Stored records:
⁂
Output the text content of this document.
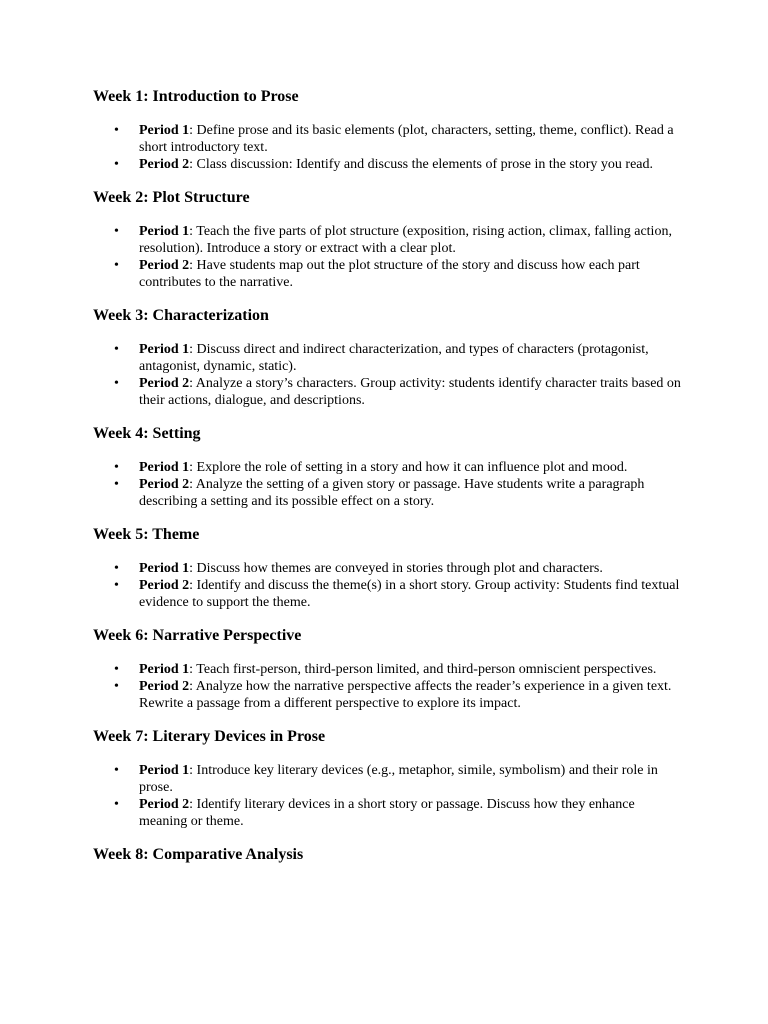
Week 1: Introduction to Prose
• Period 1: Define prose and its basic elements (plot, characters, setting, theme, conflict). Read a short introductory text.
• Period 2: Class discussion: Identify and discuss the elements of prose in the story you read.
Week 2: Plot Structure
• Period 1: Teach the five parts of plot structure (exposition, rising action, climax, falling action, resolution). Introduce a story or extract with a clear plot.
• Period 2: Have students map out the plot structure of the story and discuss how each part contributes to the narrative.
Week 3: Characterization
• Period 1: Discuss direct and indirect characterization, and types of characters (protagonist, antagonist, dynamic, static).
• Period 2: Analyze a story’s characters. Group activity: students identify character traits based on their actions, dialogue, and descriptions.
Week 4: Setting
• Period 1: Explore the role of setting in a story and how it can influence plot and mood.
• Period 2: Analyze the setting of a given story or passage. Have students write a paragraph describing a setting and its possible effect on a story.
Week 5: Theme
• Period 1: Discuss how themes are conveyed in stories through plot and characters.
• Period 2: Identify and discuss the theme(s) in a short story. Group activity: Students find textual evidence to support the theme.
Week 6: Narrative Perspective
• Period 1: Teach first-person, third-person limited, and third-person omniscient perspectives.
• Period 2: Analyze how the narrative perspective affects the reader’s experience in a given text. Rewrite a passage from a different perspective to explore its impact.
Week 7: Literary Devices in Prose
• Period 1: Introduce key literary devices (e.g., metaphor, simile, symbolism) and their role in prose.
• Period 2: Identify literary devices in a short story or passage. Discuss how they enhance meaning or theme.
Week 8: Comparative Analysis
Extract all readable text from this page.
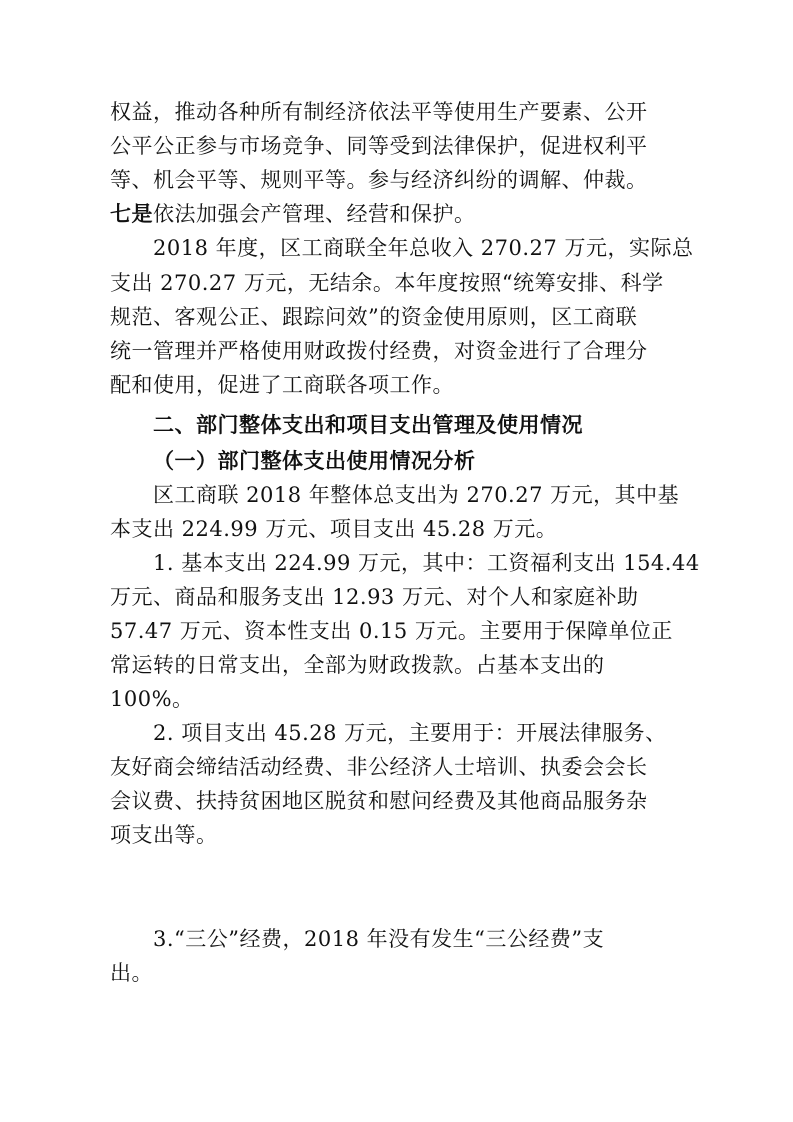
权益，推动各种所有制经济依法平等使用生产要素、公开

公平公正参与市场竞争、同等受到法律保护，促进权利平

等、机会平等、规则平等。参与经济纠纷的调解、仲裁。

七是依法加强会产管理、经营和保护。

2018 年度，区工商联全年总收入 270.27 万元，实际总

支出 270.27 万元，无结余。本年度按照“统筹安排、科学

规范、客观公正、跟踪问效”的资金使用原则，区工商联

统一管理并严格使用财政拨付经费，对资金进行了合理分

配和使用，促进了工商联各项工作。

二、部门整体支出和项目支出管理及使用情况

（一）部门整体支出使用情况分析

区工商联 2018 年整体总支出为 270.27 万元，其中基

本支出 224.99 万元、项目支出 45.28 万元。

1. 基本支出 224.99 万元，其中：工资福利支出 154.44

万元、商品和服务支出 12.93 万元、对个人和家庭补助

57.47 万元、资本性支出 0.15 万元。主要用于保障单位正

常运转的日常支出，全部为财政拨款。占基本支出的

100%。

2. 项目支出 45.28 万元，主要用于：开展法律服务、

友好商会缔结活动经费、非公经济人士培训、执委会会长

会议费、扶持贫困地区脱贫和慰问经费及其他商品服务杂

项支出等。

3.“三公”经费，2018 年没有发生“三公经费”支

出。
⁂
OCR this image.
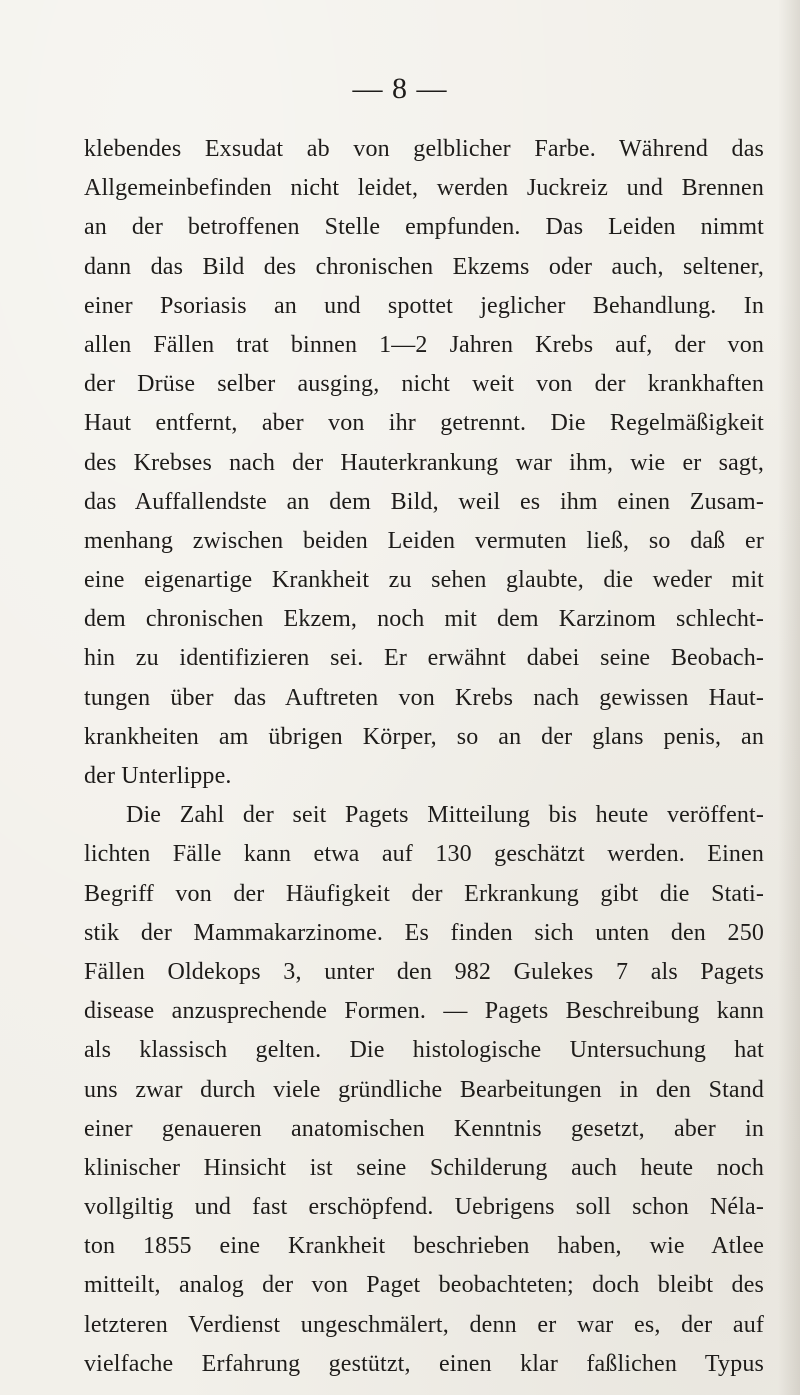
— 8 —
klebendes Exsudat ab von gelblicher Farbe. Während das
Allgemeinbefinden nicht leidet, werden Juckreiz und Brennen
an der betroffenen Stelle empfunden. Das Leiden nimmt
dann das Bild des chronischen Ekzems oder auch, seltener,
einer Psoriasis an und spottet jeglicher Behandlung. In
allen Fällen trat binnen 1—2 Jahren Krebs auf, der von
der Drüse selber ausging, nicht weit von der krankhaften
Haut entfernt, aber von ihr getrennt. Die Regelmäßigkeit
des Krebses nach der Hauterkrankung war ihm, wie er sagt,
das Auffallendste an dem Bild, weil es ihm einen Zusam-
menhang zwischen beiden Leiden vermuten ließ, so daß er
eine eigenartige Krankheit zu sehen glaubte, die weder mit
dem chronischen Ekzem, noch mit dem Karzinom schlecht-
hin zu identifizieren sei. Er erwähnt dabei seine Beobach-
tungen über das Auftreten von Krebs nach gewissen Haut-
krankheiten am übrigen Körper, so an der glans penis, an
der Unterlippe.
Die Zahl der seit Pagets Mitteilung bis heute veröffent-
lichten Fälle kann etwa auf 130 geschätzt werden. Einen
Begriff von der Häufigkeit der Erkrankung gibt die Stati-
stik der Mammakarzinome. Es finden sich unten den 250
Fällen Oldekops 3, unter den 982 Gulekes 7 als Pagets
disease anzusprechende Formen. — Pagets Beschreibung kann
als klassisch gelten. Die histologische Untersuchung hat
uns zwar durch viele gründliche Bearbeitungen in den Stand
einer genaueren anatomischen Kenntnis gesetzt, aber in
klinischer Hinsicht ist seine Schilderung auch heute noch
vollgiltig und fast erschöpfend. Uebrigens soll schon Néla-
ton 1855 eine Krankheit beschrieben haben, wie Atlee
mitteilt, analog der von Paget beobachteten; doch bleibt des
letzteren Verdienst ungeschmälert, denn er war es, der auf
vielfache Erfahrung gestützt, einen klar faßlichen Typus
⁂
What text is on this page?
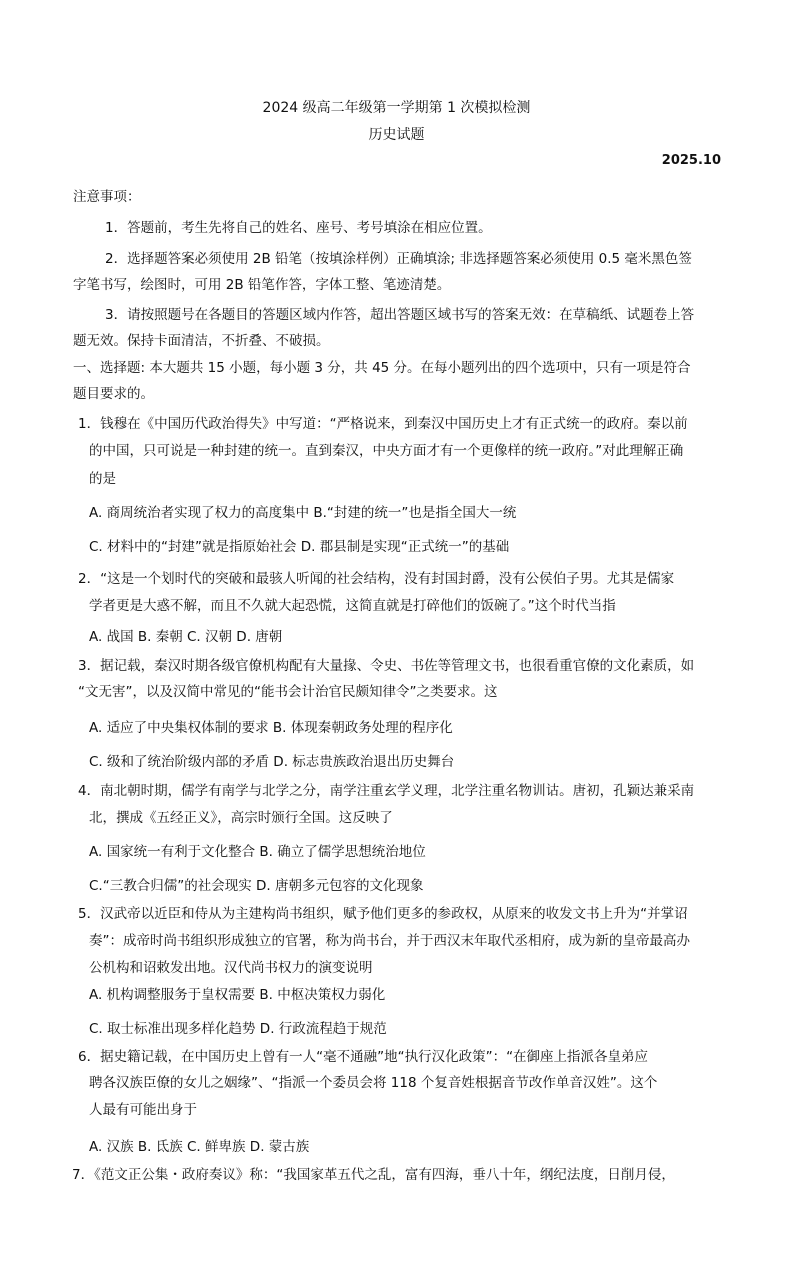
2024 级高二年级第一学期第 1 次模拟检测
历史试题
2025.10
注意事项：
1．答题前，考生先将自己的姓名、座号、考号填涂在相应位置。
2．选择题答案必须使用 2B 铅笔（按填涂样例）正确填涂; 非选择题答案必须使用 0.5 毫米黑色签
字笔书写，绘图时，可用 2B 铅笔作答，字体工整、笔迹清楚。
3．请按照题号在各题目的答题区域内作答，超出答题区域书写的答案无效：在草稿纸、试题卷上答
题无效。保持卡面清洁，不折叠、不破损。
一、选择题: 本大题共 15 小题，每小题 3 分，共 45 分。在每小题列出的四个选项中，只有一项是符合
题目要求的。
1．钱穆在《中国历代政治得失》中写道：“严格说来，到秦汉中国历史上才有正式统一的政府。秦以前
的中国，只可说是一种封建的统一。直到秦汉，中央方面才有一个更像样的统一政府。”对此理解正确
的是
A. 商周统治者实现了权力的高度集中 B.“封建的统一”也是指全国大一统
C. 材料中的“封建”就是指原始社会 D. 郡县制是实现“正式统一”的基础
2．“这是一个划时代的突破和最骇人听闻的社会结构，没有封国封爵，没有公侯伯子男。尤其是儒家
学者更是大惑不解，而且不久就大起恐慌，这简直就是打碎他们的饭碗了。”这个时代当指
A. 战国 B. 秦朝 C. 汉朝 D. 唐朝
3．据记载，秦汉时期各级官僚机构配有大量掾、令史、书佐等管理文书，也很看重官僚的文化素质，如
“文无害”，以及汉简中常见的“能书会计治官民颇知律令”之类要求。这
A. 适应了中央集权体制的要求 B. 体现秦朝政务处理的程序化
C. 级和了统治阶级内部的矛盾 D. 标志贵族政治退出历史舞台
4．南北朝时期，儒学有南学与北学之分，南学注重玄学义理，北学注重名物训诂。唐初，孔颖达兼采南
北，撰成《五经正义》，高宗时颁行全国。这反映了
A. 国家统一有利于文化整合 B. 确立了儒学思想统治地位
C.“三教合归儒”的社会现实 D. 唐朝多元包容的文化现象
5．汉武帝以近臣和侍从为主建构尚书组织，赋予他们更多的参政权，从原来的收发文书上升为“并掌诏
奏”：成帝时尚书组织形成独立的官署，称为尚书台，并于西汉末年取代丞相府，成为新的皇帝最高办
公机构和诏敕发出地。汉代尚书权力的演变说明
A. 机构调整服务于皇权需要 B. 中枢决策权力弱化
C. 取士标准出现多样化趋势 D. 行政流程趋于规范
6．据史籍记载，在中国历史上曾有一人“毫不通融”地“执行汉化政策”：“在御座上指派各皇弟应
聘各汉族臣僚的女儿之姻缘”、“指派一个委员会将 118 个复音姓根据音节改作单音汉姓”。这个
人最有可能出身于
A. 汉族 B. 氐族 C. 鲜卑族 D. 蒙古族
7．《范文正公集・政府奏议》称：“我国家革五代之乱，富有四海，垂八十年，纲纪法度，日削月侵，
⁂
Pick out each line containing "heute" and report it.

Die Zahl der seit Pagets Mitteilung bis heute veröffent-
klinischer Hinsicht ist seine Schilderung auch heute noch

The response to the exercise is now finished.